# Objective
Give the records as a JSON list of strings, one string per line and no blank lines. Begin at the line that contains "Itemize the components" and stop after the line that contains "y-axis-title-superscript: 9 (19, 213, 55, 229)".

-------- Materials provided --------

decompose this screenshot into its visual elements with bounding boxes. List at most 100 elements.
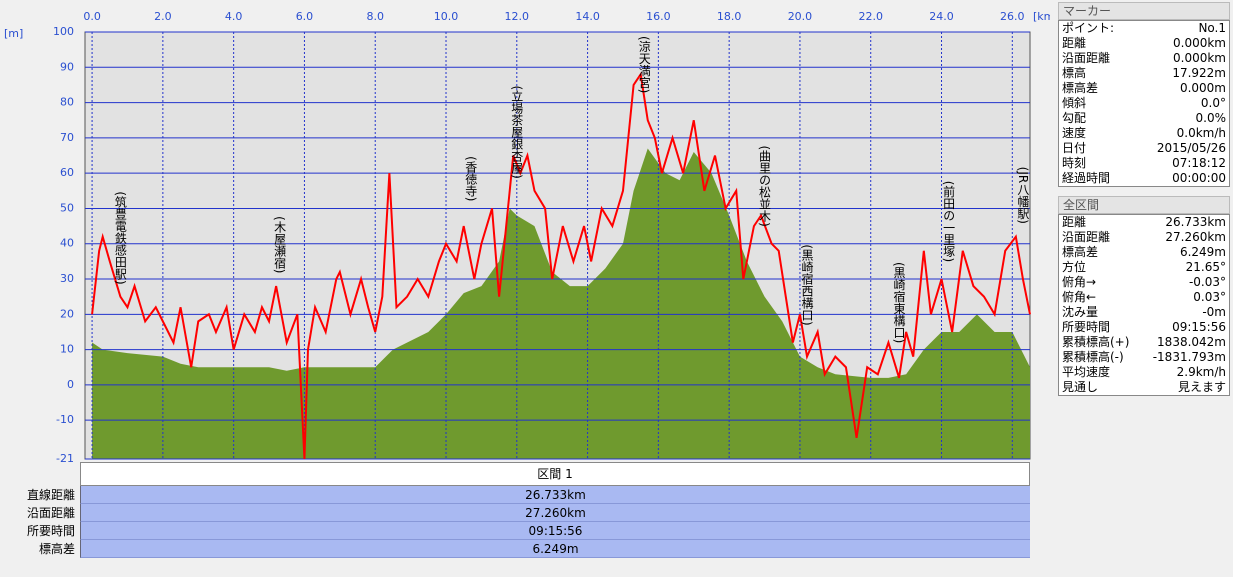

--------
-------- Materials provided --------

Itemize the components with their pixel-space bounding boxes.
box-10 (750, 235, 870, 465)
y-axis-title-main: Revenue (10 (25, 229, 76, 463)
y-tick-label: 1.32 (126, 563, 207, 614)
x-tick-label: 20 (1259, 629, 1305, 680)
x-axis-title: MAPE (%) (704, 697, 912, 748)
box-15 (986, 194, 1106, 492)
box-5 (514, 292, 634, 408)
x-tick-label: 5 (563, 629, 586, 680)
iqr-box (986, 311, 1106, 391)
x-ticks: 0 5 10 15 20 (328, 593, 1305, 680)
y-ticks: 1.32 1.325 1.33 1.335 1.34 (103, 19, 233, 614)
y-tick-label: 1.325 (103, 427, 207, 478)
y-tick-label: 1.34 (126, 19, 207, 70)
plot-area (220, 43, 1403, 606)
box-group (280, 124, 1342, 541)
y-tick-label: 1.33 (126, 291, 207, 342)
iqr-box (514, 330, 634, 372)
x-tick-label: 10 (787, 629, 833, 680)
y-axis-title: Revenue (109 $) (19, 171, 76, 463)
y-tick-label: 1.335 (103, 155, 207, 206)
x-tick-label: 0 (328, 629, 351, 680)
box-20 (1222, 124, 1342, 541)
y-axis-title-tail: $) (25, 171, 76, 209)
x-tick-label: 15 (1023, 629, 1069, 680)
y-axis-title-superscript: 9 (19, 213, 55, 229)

--------
-------- Materials provided --------

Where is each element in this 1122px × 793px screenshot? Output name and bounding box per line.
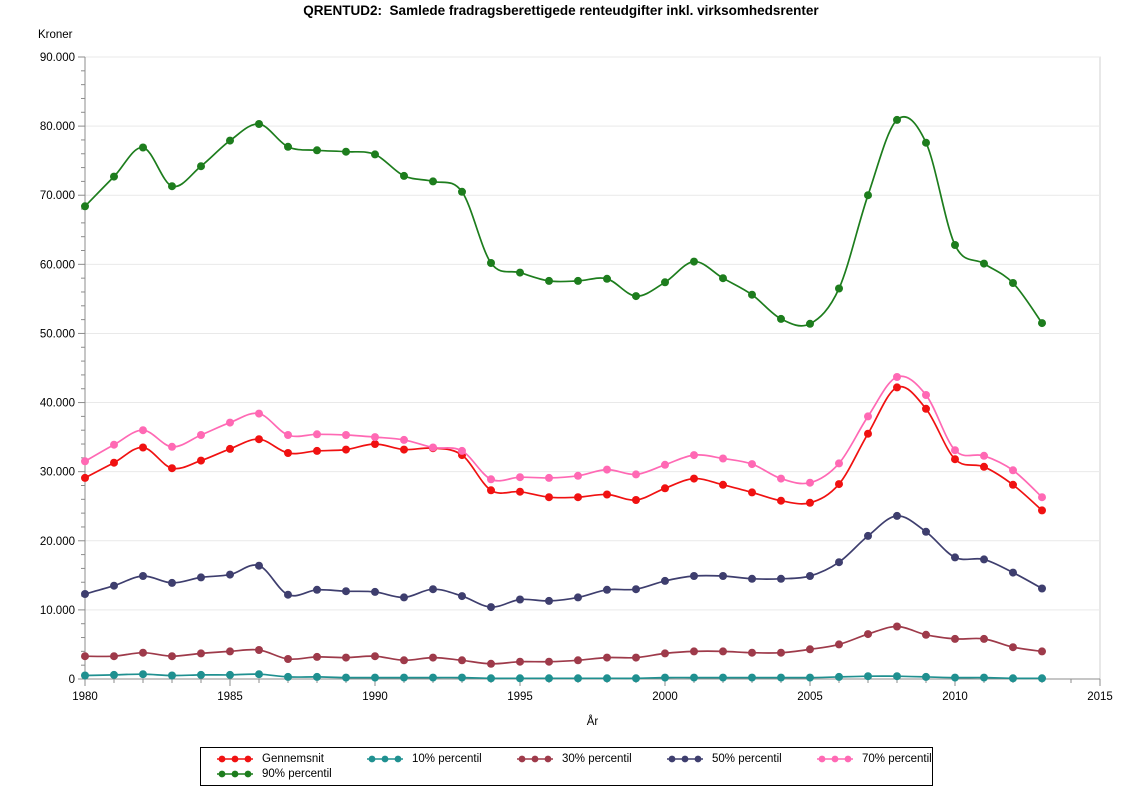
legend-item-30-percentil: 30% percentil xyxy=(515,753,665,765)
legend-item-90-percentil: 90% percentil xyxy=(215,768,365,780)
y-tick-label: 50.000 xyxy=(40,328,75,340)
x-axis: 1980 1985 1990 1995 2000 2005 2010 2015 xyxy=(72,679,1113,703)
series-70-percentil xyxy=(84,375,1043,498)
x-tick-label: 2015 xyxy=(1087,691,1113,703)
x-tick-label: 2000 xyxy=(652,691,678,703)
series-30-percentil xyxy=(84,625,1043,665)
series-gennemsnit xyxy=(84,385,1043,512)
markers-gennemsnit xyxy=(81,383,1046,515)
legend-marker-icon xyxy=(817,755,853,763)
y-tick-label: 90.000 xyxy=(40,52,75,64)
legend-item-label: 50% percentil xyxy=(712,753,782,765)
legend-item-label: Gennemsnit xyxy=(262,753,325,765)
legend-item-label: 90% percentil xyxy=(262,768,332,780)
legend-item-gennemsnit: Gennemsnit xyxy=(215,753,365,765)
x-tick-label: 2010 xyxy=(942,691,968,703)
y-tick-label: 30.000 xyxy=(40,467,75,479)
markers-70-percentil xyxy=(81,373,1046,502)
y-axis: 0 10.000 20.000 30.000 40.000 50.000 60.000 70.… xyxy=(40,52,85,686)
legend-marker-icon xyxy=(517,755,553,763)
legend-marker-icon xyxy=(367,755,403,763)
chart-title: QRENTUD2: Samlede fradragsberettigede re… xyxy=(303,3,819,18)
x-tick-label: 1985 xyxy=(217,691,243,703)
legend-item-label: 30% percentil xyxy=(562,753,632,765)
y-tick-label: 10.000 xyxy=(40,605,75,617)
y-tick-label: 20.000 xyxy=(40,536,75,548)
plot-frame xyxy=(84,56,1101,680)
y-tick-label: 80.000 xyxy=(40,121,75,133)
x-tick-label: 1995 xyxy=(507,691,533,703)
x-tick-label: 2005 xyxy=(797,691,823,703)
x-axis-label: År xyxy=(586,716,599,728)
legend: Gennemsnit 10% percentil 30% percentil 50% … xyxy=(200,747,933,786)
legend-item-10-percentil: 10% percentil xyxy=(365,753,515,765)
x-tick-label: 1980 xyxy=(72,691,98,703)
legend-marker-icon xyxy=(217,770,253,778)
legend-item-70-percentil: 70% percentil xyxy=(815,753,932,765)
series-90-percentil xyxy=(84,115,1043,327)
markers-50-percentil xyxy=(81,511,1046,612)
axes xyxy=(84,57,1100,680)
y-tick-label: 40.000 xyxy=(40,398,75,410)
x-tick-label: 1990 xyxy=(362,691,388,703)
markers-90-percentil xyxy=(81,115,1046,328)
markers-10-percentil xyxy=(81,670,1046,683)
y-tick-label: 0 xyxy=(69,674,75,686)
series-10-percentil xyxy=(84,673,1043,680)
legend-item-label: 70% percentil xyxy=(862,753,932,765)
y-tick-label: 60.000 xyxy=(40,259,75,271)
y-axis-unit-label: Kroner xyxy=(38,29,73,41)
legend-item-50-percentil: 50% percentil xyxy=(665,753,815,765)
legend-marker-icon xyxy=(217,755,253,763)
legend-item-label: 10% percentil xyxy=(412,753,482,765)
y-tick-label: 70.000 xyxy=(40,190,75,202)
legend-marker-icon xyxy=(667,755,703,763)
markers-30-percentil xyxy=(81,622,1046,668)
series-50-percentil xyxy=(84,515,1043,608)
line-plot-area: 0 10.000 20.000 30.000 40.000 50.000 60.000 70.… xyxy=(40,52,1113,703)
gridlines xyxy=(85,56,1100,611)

--------

# Result below
[
  "Itemize the components with their pixel-space bounding boxes.",
  "box-10 (750, 235, 870, 465)",
  "y-axis-title-main: Revenue (10 (25, 229, 76, 463)",
  "y-tick-label: 1.32 (126, 563, 207, 614)",
  "x-tick-label: 20 (1259, 629, 1305, 680)",
  "x-axis-title: MAPE (%) (704, 697, 912, 748)",
  "box-15 (986, 194, 1106, 492)",
  "box-5 (514, 292, 634, 408)",
  "x-tick-label: 5 (563, 629, 586, 680)",
  "iqr-box (986, 311, 1106, 391)",
  "x-ticks: 0 5 10 15 20 (328, 593, 1305, 680)",
  "y-ticks: 1.32 1.325 1.33 1.335 1.34 (103, 19, 233, 614)",
  "y-tick-label: 1.325 (103, 427, 207, 478)",
  "y-tick-label: 1.34 (126, 19, 207, 70)",
  "plot-area (220, 43, 1403, 606)",
  "box-group (280, 124, 1342, 541)",
  "y-tick-label: 1.33 (126, 291, 207, 342)",
  "iqr-box (514, 330, 634, 372)",
  "x-tick-label: 10 (787, 629, 833, 680)",
  "y-axis-title: Revenue (109 $) (19, 171, 76, 463)",
  "y-tick-label: 1.335 (103, 155, 207, 206)",
  "x-tick-label: 0 (328, 629, 351, 680)",
  "box-20 (1222, 124, 1342, 541)",
  "y-axis-title-tail: $) (25, 171, 76, 209)",
  "x-tick-label: 15 (1023, 629, 1069, 680)",
  "y-axis-title-superscript: 9 (19, 213, 55, 229)"
]